◆ **TASK TO CARRY OUT**:
Pick out every line in the material that contains the string "toggle", and copy each of those lines.

##### RECORD EXCERPTS

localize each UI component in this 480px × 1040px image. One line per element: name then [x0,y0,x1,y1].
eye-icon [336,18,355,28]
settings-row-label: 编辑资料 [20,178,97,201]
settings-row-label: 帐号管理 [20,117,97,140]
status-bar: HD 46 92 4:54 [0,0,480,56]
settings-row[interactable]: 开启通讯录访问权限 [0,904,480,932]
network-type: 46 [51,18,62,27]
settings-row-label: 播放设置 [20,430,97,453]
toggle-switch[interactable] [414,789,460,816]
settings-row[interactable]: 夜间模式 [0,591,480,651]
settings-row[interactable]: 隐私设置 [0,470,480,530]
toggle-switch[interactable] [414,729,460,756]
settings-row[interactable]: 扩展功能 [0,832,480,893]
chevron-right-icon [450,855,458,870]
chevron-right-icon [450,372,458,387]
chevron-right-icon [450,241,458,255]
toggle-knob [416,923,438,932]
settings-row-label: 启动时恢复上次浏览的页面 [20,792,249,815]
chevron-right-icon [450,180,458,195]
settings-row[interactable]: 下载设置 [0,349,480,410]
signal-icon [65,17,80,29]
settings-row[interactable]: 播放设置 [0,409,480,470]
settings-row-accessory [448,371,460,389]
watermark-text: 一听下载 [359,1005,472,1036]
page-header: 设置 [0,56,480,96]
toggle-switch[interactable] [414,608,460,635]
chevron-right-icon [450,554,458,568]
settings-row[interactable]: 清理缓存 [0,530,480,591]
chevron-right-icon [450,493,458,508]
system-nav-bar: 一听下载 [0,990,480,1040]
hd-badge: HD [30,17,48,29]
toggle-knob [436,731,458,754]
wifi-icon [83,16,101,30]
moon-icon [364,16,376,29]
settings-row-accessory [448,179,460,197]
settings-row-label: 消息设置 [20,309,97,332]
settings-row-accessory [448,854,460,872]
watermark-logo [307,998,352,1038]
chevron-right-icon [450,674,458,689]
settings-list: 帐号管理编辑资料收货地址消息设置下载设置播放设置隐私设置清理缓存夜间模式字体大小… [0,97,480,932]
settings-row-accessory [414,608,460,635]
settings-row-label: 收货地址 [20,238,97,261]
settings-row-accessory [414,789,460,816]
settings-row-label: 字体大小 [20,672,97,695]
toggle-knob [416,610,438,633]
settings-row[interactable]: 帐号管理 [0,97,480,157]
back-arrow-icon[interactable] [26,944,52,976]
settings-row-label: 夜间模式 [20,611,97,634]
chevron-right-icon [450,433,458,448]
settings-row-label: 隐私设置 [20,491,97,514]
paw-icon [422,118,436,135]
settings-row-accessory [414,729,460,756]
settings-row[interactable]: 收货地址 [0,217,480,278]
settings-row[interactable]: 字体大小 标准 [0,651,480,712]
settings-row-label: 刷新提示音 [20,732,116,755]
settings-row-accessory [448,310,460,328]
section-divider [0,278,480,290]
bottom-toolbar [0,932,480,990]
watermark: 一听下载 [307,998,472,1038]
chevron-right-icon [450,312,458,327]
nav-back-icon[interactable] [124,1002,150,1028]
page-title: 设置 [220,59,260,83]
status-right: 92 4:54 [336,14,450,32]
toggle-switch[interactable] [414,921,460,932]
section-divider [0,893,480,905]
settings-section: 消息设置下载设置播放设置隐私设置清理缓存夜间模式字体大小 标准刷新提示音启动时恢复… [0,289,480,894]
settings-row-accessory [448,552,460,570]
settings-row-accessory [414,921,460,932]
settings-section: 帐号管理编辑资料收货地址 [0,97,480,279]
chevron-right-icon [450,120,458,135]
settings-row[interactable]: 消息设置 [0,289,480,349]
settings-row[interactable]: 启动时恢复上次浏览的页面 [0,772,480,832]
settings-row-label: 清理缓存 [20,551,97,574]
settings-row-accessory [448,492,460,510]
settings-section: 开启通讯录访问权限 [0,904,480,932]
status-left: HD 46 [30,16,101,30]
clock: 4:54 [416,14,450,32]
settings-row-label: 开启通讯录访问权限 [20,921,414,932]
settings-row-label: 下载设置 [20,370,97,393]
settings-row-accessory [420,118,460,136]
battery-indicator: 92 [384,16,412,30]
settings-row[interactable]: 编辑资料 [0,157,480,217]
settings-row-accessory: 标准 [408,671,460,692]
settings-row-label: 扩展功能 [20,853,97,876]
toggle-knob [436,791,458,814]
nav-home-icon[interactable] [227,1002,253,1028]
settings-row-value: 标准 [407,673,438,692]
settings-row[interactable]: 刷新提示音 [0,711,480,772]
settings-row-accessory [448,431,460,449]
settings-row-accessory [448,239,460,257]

##########

◆ **SOLUTION TO THE PROBLEM**:
toggle-switch[interactable] [414,789,460,816]
toggle-switch[interactable] [414,729,460,756]
toggle-knob [416,923,438,932]
toggle-switch[interactable] [414,608,460,635]
toggle-knob [436,731,458,754]
toggle-knob [416,610,438,633]
toggle-switch[interactable] [414,921,460,932]
toggle-knob [436,791,458,814]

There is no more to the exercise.